**Your objective:**
Copy the lines starting at the start of the material and ending at the line that contains "- code-line[interactable]: continuation.invokeOnCancellation", both included, word for word.

**Records for the exercise:**
[START]
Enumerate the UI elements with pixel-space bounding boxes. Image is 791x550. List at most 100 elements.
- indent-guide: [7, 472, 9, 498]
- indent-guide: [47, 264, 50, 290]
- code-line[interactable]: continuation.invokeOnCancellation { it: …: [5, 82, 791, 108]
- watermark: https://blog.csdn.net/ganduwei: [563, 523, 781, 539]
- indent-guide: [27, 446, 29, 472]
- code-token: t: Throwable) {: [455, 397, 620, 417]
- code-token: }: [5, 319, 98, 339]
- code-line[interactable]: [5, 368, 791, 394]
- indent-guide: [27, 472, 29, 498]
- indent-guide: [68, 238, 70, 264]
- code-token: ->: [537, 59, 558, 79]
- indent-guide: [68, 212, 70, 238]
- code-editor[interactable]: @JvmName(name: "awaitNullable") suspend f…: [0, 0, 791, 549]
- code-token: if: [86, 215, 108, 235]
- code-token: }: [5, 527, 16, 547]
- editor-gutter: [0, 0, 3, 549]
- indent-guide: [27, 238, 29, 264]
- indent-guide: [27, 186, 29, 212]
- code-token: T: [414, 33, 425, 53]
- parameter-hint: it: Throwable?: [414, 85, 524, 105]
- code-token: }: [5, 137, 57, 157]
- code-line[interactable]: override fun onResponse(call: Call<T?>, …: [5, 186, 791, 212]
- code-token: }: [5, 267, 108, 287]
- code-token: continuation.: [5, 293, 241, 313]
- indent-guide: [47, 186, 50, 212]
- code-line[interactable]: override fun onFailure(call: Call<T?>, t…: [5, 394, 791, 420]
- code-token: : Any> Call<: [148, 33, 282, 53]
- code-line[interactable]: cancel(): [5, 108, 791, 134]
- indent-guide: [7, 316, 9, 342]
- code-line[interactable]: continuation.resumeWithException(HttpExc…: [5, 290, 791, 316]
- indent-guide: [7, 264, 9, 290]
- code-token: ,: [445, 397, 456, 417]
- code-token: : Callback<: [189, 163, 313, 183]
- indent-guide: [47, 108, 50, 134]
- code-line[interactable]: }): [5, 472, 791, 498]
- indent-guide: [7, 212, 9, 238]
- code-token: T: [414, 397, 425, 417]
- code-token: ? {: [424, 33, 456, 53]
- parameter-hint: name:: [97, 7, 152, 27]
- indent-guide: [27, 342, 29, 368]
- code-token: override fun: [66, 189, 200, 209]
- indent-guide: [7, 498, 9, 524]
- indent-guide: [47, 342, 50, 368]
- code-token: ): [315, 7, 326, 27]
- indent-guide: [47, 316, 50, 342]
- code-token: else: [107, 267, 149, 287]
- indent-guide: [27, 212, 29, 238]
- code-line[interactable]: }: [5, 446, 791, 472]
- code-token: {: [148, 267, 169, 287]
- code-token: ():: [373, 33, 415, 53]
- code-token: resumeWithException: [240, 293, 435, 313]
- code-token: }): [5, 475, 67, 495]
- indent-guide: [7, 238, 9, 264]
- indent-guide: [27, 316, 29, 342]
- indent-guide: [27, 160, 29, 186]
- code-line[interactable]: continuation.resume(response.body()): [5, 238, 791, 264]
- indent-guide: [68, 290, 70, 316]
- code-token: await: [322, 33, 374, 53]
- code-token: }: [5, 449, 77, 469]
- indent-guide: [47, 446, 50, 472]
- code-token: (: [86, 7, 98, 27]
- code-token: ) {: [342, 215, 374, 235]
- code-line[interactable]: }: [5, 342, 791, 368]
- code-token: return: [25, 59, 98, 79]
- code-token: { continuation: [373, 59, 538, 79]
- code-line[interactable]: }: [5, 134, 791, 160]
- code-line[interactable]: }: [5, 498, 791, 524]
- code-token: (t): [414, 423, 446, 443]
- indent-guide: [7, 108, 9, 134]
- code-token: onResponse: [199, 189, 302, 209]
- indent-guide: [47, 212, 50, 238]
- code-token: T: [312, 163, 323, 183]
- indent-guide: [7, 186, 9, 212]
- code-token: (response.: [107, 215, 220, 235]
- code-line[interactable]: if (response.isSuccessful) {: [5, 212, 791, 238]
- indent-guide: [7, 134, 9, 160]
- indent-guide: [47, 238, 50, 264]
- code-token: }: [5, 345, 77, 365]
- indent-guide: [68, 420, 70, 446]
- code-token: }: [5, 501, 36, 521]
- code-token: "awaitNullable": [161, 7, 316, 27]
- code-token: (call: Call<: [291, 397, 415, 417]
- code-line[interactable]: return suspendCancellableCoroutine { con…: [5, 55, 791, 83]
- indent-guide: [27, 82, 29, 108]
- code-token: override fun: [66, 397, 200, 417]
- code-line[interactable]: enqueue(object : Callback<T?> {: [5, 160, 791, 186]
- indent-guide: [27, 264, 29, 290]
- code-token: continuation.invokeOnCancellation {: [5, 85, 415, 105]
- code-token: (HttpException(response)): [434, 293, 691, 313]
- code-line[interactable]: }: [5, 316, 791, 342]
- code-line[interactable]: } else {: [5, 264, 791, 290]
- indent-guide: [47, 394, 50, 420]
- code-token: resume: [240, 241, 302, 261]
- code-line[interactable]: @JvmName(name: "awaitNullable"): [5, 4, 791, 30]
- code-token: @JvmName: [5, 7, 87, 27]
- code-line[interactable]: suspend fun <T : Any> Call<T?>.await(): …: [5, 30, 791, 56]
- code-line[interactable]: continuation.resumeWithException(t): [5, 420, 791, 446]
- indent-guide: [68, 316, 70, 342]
[END]
**Solution to the exercise:**
Enumerate the UI elements with pixel-space bounding boxes. Image is 791x550. List at most 100 elements.
- indent-guide: [7, 472, 9, 498]
- indent-guide: [47, 264, 50, 290]
- code-line[interactable]: continuation.invokeOnCancellation { it: …: [5, 82, 791, 108]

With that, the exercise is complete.